▶ **Information provided**
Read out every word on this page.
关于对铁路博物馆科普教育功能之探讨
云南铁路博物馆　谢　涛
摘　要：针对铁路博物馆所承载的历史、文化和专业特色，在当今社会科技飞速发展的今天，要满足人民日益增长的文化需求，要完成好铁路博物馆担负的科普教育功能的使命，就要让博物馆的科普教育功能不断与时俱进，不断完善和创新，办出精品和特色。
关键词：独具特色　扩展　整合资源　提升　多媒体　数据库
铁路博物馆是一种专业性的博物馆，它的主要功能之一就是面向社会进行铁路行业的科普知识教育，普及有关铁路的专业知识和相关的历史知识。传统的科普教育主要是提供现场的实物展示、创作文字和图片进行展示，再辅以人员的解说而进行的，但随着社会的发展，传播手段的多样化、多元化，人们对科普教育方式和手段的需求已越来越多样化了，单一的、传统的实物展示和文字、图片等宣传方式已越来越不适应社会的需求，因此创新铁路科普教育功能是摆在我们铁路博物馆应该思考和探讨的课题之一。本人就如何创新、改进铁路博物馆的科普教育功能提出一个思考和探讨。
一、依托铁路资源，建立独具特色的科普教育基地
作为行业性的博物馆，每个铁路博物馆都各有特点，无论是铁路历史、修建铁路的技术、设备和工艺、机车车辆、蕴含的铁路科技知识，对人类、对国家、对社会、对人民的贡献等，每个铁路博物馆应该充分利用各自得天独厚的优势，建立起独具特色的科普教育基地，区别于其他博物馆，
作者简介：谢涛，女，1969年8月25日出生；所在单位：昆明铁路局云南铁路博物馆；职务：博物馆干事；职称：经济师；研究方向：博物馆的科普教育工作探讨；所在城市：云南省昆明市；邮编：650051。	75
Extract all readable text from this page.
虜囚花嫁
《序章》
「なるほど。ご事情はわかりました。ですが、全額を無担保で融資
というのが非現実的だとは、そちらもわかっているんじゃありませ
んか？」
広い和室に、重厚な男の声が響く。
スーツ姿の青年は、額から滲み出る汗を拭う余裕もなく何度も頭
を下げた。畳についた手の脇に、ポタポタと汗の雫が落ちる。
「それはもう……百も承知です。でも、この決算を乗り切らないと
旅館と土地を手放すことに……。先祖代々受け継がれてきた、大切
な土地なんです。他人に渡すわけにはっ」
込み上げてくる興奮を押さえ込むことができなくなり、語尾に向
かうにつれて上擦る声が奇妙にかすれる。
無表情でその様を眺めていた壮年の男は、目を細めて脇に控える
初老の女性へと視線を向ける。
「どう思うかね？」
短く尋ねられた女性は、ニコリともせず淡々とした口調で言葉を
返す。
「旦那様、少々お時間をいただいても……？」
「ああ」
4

▶ **Written problem**
Please quote the records above exactly, without skipping a line.

▶ **Response**
Read out every word on this page.
关于对铁路博物馆科普教育功能之探讨
云南铁路博物馆　谢　涛
摘　要：针对铁路博物馆所承载的历史、文化和专业特色，在当今社会科技飞速发展的今天，要满足人民日益增长的文化需求，要完成好铁路博物馆担负的科普教育功能的使命，就要让博物馆的科普教育功能不断与时俱进，不断完善和创新，办出精品和特色。
关键词：独具特色　扩展　整合资源　提升　多媒体　数据库
铁路博物馆是一种专业性的博物馆，它的主要功能之一就是面向社会进行铁路行业的科普知识教育，普及有关铁路的专业知识和相关的历史知识。传统的科普教育主要是提供现场的实物展示、创作文字和图片进行展示，再辅以人员的解说而进行的，但随着社会的发展，传播手段的多样化、多元化，人们对科普教育方式和手段的需求已越来越多样化了，单一的、传统的实物展示和文字、图片等宣传方式已越来越不适应社会的需求，因此创新铁路科普教育功能是摆在我们铁路博物馆应该思考和探讨的课题之一。本人就如何创新、改进铁路博物馆的科普教育功能提出一个思考和探讨。
一、依托铁路资源，建立独具特色的科普教育基地
作为行业性的博物馆，每个铁路博物馆都各有特点，无论是铁路历史、修建铁路的技术、设备和工艺、机车车辆、蕴含的铁路科技知识，对人类、对国家、对社会、对人民的贡献等，每个铁路博物馆应该充分利用各自得天独厚的优势，建立起独具特色的科普教育基地，区别于其他博物馆，
作者简介：谢涛，女，1969年8月25日出生；所在单位：昆明铁路局云南铁路博物馆；职务：博物馆干事；职称：经济师；研究方向：博物馆的科普教育工作探讨；所在城市：云南省昆明市；邮编：650051。	75
Extract all readable text from this page.
虜囚花嫁
《序章》
「なるほど。ご事情はわかりました。ですが、全額を無担保で融資
というのが非現実的だとは、そちらもわかっているんじゃありませ
んか？」
広い和室に、重厚な男の声が響く。
スーツ姿の青年は、額から滲み出る汗を拭う余裕もなく何度も頭
を下げた。畳についた手の脇に、ポタポタと汗の雫が落ちる。
「それはもう……百も承知です。でも、この決算を乗り切らないと
旅館と土地を手放すことに……。先祖代々受け継がれてきた、大切
な土地なんです。他人に渡すわけにはっ」
込み上げてくる興奮を押さえ込むことができなくなり、語尾に向
かうにつれて上擦る声が奇妙にかすれる。
無表情でその様を眺めていた壮年の男は、目を細めて脇に控える
初老の女性へと視線を向ける。
「どう思うかね？」
短く尋ねられた女性は、ニコリともせず淡々とした口調で言葉を
返す。
「旦那様、少々お時間をいただいても……？」
「ああ」
4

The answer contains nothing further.